> Extracted material:
-*-

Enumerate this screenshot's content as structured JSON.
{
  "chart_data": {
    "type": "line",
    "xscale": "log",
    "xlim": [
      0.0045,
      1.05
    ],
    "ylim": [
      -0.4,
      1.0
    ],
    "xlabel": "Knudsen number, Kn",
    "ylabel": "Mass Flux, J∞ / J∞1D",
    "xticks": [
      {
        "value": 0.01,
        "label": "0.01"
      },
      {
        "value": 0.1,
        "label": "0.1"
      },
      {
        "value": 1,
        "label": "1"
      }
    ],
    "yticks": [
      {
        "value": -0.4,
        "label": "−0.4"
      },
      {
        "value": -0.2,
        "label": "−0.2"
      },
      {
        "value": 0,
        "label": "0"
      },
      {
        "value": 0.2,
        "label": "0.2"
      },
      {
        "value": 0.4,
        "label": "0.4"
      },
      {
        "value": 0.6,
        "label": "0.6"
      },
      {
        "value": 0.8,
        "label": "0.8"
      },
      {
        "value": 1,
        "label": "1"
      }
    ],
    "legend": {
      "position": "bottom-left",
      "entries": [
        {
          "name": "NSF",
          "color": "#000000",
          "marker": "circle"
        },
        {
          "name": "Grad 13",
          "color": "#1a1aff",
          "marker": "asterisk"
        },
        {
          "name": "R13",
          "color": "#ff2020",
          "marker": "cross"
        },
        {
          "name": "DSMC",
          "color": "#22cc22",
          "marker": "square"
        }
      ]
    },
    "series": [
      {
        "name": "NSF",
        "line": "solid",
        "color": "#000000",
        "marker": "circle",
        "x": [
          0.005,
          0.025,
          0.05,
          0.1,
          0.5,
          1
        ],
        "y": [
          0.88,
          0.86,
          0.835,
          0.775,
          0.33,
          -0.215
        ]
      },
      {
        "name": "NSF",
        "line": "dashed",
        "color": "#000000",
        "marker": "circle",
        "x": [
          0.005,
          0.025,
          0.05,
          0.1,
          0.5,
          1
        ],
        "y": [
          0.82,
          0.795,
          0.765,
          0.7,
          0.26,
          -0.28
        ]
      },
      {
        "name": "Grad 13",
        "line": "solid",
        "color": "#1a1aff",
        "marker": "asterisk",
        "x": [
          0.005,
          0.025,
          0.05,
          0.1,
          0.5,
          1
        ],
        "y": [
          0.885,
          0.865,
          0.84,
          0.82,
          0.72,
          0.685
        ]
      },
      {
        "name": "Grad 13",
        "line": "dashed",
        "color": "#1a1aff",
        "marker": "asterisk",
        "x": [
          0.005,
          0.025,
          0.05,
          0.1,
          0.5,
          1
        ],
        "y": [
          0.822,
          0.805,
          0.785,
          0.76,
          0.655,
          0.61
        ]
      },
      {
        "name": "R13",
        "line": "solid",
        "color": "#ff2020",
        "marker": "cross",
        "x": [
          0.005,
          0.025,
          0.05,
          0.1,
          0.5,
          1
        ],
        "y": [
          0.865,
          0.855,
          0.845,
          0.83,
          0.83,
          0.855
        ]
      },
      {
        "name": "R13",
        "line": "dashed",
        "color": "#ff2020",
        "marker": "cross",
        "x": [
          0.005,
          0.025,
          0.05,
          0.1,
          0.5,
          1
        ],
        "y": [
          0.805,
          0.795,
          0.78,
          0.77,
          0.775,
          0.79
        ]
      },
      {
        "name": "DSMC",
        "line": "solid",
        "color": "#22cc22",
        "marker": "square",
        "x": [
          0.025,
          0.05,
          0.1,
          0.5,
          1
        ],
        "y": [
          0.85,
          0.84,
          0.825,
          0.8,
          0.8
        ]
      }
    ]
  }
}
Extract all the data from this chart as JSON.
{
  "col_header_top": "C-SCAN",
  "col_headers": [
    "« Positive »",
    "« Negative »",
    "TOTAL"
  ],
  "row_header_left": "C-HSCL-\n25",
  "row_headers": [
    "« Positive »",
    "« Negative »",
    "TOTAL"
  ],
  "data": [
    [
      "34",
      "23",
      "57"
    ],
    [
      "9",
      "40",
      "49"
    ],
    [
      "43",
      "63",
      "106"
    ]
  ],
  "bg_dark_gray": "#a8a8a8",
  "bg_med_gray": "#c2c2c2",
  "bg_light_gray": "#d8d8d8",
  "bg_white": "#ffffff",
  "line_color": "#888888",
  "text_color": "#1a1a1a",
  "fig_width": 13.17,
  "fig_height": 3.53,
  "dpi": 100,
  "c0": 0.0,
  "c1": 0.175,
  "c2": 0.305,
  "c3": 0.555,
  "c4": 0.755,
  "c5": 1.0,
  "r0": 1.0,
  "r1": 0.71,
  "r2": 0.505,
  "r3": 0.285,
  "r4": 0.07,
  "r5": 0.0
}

-*-

Retype the data in full and match it exactly.

Enumerate this screenshot's content as structured JSON.
{
  "chart_data": {
    "type": "line",
    "xscale": "log",
    "xlim": [
      0.0045,
      1.05
    ],
    "ylim": [
      -0.4,
      1.0
    ],
    "xlabel": "Knudsen number, Kn",
    "ylabel": "Mass Flux, J∞ / J∞1D",
    "xticks": [
      {
        "value": 0.01,
        "label": "0.01"
      },
      {
        "value": 0.1,
        "label": "0.1"
      },
      {
        "value": 1,
        "label": "1"
      }
    ],
    "yticks": [
      {
        "value": -0.4,
        "label": "−0.4"
      },
      {
        "value": -0.2,
        "label": "−0.2"
      },
      {
        "value": 0,
        "label": "0"
      },
      {
        "value": 0.2,
        "label": "0.2"
      },
      {
        "value": 0.4,
        "label": "0.4"
      },
      {
        "value": 0.6,
        "label": "0.6"
      },
      {
        "value": 0.8,
        "label": "0.8"
      },
      {
        "value": 1,
        "label": "1"
      }
    ],
    "legend": {
      "position": "bottom-left",
      "entries": [
        {
          "name": "NSF",
          "color": "#000000",
          "marker": "circle"
        },
        {
          "name": "Grad 13",
          "color": "#1a1aff",
          "marker": "asterisk"
        },
        {
          "name": "R13",
          "color": "#ff2020",
          "marker": "cross"
        },
        {
          "name": "DSMC",
          "color": "#22cc22",
          "marker": "square"
        }
      ]
    },
    "series": [
      {
        "name": "NSF",
        "line": "solid",
        "color": "#000000",
        "marker": "circle",
        "x": [
          0.005,
          0.025,
          0.05,
          0.1,
          0.5,
          1
        ],
        "y": [
          0.88,
          0.86,
          0.835,
          0.775,
          0.33,
          -0.215
        ]
      },
      {
        "name": "NSF",
        "line": "dashed",
        "color": "#000000",
        "marker": "circle",
        "x": [
          0.005,
          0.025,
          0.05,
          0.1,
          0.5,
          1
        ],
        "y": [
          0.82,
          0.795,
          0.765,
          0.7,
          0.26,
          -0.28
        ]
      },
      {
        "name": "Grad 13",
        "line": "solid",
        "color": "#1a1aff",
        "marker": "asterisk",
        "x": [
          0.005,
          0.025,
          0.05,
          0.1,
          0.5,
          1
        ],
        "y": [
          0.885,
          0.865,
          0.84,
          0.82,
          0.72,
          0.685
        ]
      },
      {
        "name": "Grad 13",
        "line": "dashed",
        "color": "#1a1aff",
        "marker": "asterisk",
        "x": [
          0.005,
          0.025,
          0.05,
          0.1,
          0.5,
          1
        ],
        "y": [
          0.822,
          0.805,
          0.785,
          0.76,
          0.655,
          0.61
        ]
      },
      {
        "name": "R13",
        "line": "solid",
        "color": "#ff2020",
        "marker": "cross",
        "x": [
          0.005,
          0.025,
          0.05,
          0.1,
          0.5,
          1
        ],
        "y": [
          0.865,
          0.855,
          0.845,
          0.83,
          0.83,
          0.855
        ]
      },
      {
        "name": "R13",
        "line": "dashed",
        "color": "#ff2020",
        "marker": "cross",
        "x": [
          0.005,
          0.025,
          0.05,
          0.1,
          0.5,
          1
        ],
        "y": [
          0.805,
          0.795,
          0.78,
          0.77,
          0.775,
          0.79
        ]
      },
      {
        "name": "DSMC",
        "line": "solid",
        "color": "#22cc22",
        "marker": "square",
        "x": [
          0.025,
          0.05,
          0.1,
          0.5,
          1
        ],
        "y": [
          0.85,
          0.84,
          0.825,
          0.8,
          0.8
        ]
      }
    ]
  }
}
Extract all the data from this chart as JSON.
{
  "col_header_top": "C-SCAN",
  "col_headers": [
    "« Positive »",
    "« Negative »",
    "TOTAL"
  ],
  "row_header_left": "C-HSCL-\n25",
  "row_headers": [
    "« Positive »",
    "« Negative »",
    "TOTAL"
  ],
  "data": [
    [
      "34",
      "23",
      "57"
    ],
    [
      "9",
      "40",
      "49"
    ],
    [
      "43",
      "63",
      "106"
    ]
  ],
  "bg_dark_gray": "#a8a8a8",
  "bg_med_gray": "#c2c2c2",
  "bg_light_gray": "#d8d8d8",
  "bg_white": "#ffffff",
  "line_color": "#888888",
  "text_color": "#1a1a1a",
  "fig_width": 13.17,
  "fig_height": 3.53,
  "dpi": 100,
  "c0": 0.0,
  "c1": 0.175,
  "c2": 0.305,
  "c3": 0.555,
  "c4": 0.755,
  "c5": 1.0,
  "r0": 1.0,
  "r1": 0.71,
  "r2": 0.505,
  "r3": 0.285,
  "r4": 0.07,
  "r5": 0.0
}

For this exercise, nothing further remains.